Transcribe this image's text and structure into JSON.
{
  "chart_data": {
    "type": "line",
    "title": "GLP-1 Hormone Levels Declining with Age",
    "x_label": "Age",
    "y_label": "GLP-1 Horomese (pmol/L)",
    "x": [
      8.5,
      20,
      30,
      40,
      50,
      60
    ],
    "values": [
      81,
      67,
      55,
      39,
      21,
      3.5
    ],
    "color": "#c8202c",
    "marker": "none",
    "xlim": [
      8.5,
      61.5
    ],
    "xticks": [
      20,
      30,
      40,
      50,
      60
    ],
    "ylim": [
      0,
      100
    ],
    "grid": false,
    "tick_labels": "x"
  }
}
--*--
Description of the task:
Without changing a word, restate the whole listing.

Exercise response:
Transcribe this image's text and structure into JSON.
{
  "chart_data": {
    "type": "line",
    "title": "GLP-1 Hormone Levels Declining with Age",
    "x_label": "Age",
    "y_label": "GLP-1 Horomese (pmol/L)",
    "x": [
      8.5,
      20,
      30,
      40,
      50,
      60
    ],
    "values": [
      81,
      67,
      55,
      39,
      21,
      3.5
    ],
    "color": "#c8202c",
    "marker": "none",
    "xlim": [
      8.5,
      61.5
    ],
    "xticks": [
      20,
      30,
      40,
      50,
      60
    ],
    "ylim": [
      0,
      100
    ],
    "grid": false,
    "tick_labels": "x"
  }
}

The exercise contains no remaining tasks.